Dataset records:
● ● ● ●

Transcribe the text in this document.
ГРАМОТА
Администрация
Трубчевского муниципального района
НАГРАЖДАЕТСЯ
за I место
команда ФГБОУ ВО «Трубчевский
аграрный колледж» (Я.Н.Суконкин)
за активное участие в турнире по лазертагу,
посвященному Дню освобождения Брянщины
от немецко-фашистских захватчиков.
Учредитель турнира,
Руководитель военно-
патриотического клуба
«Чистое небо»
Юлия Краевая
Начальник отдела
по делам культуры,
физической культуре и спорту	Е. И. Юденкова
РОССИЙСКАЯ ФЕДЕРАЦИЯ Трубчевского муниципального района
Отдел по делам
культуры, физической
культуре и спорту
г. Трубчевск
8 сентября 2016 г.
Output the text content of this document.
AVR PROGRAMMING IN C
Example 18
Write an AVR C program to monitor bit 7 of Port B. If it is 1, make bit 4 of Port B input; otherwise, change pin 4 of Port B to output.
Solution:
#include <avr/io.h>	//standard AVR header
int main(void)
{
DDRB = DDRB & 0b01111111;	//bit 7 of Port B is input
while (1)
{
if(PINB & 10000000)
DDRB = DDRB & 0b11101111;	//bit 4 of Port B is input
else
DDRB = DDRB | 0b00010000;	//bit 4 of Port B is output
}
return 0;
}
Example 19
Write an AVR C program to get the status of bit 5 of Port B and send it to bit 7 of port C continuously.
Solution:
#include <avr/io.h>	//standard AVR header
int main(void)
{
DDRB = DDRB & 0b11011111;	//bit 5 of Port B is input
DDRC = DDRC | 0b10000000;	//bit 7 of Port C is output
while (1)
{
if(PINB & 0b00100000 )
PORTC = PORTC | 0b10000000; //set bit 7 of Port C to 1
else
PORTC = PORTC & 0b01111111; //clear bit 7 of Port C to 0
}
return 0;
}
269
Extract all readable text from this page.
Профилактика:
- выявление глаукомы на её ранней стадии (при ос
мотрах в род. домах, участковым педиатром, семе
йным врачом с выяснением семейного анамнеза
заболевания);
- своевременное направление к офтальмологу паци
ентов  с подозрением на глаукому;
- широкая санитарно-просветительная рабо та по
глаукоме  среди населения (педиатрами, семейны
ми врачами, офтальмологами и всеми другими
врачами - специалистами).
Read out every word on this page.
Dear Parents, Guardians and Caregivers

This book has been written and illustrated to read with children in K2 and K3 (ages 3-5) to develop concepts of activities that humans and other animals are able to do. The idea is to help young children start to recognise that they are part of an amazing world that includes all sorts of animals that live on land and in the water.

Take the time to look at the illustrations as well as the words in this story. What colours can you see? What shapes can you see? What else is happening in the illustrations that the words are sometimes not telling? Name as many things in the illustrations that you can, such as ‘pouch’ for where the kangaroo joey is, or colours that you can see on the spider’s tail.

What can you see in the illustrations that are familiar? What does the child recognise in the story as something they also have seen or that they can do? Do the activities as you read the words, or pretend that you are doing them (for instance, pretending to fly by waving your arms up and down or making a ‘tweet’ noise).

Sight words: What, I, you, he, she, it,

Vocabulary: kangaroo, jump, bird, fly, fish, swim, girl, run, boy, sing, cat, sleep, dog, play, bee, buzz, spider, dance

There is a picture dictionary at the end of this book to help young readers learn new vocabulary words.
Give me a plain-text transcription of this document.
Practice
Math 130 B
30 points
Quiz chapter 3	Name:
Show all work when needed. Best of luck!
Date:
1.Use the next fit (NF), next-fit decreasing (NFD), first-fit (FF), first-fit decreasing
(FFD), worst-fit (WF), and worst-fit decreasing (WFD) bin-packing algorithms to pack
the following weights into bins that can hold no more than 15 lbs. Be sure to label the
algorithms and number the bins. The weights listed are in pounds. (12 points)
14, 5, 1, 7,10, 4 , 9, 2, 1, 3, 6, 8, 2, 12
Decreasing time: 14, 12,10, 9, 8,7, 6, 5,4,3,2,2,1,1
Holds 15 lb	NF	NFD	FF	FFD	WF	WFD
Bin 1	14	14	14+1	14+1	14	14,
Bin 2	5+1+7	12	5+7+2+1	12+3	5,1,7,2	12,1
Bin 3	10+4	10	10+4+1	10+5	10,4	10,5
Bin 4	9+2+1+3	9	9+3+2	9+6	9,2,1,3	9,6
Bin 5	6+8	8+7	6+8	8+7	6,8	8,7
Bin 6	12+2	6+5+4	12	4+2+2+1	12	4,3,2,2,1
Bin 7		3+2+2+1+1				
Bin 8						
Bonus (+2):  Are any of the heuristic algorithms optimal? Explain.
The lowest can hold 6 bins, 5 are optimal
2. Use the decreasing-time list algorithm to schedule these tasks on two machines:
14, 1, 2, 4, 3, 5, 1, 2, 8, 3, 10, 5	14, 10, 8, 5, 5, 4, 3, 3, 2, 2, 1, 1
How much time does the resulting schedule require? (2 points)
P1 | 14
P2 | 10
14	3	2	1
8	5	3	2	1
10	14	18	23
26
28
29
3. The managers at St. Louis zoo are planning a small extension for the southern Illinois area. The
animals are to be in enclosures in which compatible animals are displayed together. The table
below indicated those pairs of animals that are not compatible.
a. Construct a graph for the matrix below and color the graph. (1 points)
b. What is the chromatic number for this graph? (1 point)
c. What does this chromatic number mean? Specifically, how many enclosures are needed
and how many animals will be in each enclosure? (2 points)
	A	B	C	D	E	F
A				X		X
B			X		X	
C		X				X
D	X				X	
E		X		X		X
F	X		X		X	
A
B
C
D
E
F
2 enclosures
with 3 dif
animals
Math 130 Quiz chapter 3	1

● ● ● ●

**WHAT TO PRODUCE:**
From the records above, copy every line that holds the word "algorithms".

**EXERCISE ANSWER:**
(FFD), worst-fit (WF), and worst-fit decreasing (WFD) bin-packing algorithms to pack
algorithms and number the bins. The weights listed are in pounds. (12 points)
Bonus (+2):  Are any of the heuristic algorithms optimal? Explain.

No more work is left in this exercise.